• Description of the task
Reproduce all of the material exactly as shown.

Dataset records:

-=-=-

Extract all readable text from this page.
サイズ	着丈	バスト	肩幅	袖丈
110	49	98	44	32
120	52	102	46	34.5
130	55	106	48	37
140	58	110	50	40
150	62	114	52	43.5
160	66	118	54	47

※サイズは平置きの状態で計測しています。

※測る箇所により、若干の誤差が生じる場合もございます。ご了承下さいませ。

-=-=-

• Solution to this task
Extract all readable text from this page.
サイズ	着丈	バスト	肩幅	袖丈
110	49	98	44	32
120	52	102	46	34.5
130	55	106	48	37
140	58	110	50	40
150	62	114	52	43.5
160	66	118	54	47

※サイズは平置きの状態で計測しています。

※測る箇所により、若干の誤差が生じる場合もございます。ご了承下さいませ。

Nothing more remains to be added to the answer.